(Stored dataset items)
== Segment start ==

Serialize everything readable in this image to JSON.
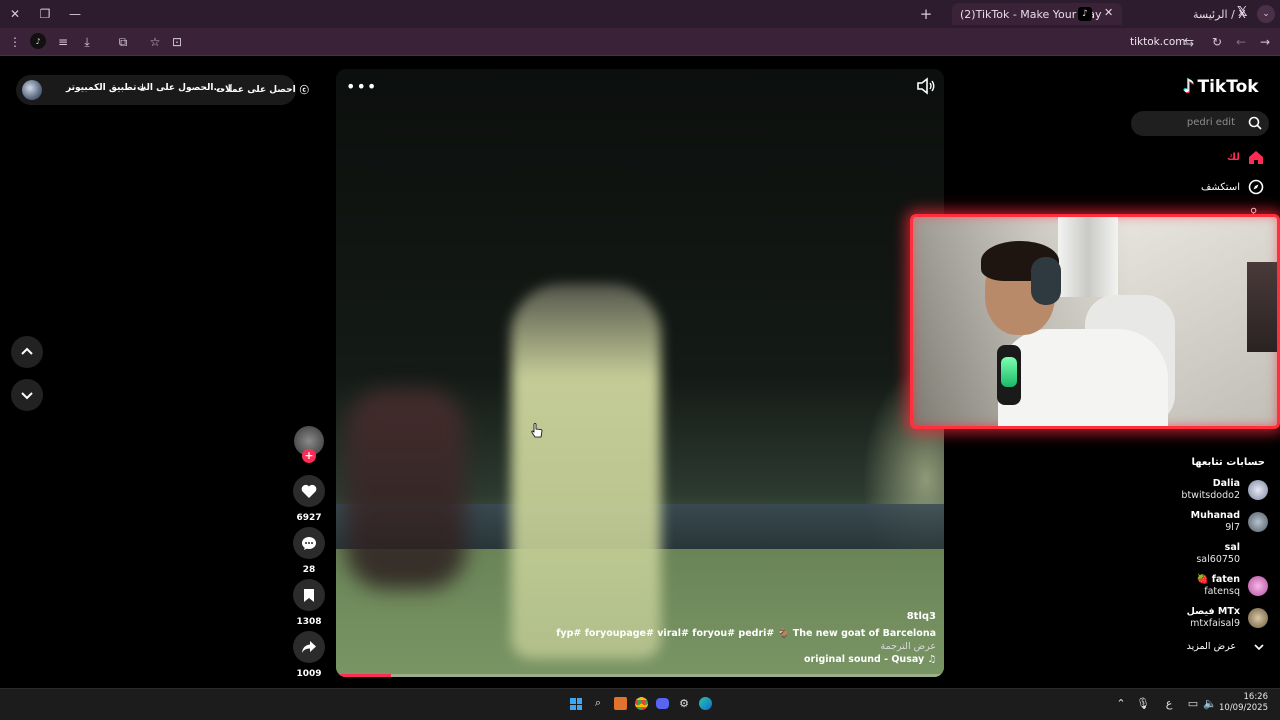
{
  "browser": {
    "tabs": [
      {
        "title": "الرئيسة / X",
        "active": false
      },
      {
        "title": "(2)TikTok - Make Your Day",
        "active": true
      }
    ],
    "url": "tiktok.com"
  },
  "top_pill": {
    "get_coins": "احصل على عملات",
    "get_app": "الحصول على الت...",
    "pc_app": "تطبيق الكمبيوتر"
  },
  "video": {
    "username": "8tlq3",
    "caption": "fyp# foryoupage# viral# foryou# pedri# 🐐 The new goat of Barcelona",
    "see_translation": "عرض الترجمة",
    "sound": "original sound - Qusay ♫",
    "progress": 0.09
  },
  "actions": {
    "likes": "6927",
    "comments": "28",
    "saves": "1308",
    "shares": "1009"
  },
  "sidebar": {
    "logo": "TikTok",
    "search_placeholder": "pedri edit",
    "nav": [
      {
        "label": "لك",
        "icon": "home-icon"
      },
      {
        "label": "استكشف",
        "icon": "compass-icon"
      }
    ],
    "following_title": "حسابات تتابعها",
    "accounts": [
      {
        "display": "Dalia",
        "username": "btwitsdodo2"
      },
      {
        "display": "Muhanad",
        "username": "9l7"
      },
      {
        "display": "sal",
        "username": "sal60750"
      },
      {
        "display": "🍓 faten",
        "username": "fatensq"
      },
      {
        "display": "فيصل MTx",
        "username": "mtxfaisal9"
      }
    ],
    "see_more": "عرض المزيد"
  },
  "taskbar": {
    "lang": "ع",
    "time": "16:26",
    "date": "10/09/2025"
  },
  "colors": {
    "accent": "#fe2c55",
    "webcam_border": "#ff2f3c",
    "tabbar": "#2d1b2e"
  }
}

== Segment end ==

» **Work instructions**
Your job is to return all lines above that hold the word "pedri".

» **Task result**
    "caption": "fyp# foryoupage# viral# foryou# pedri# 🐐 The new goat of Barcelona",
    "search_placeholder": "pedri edit",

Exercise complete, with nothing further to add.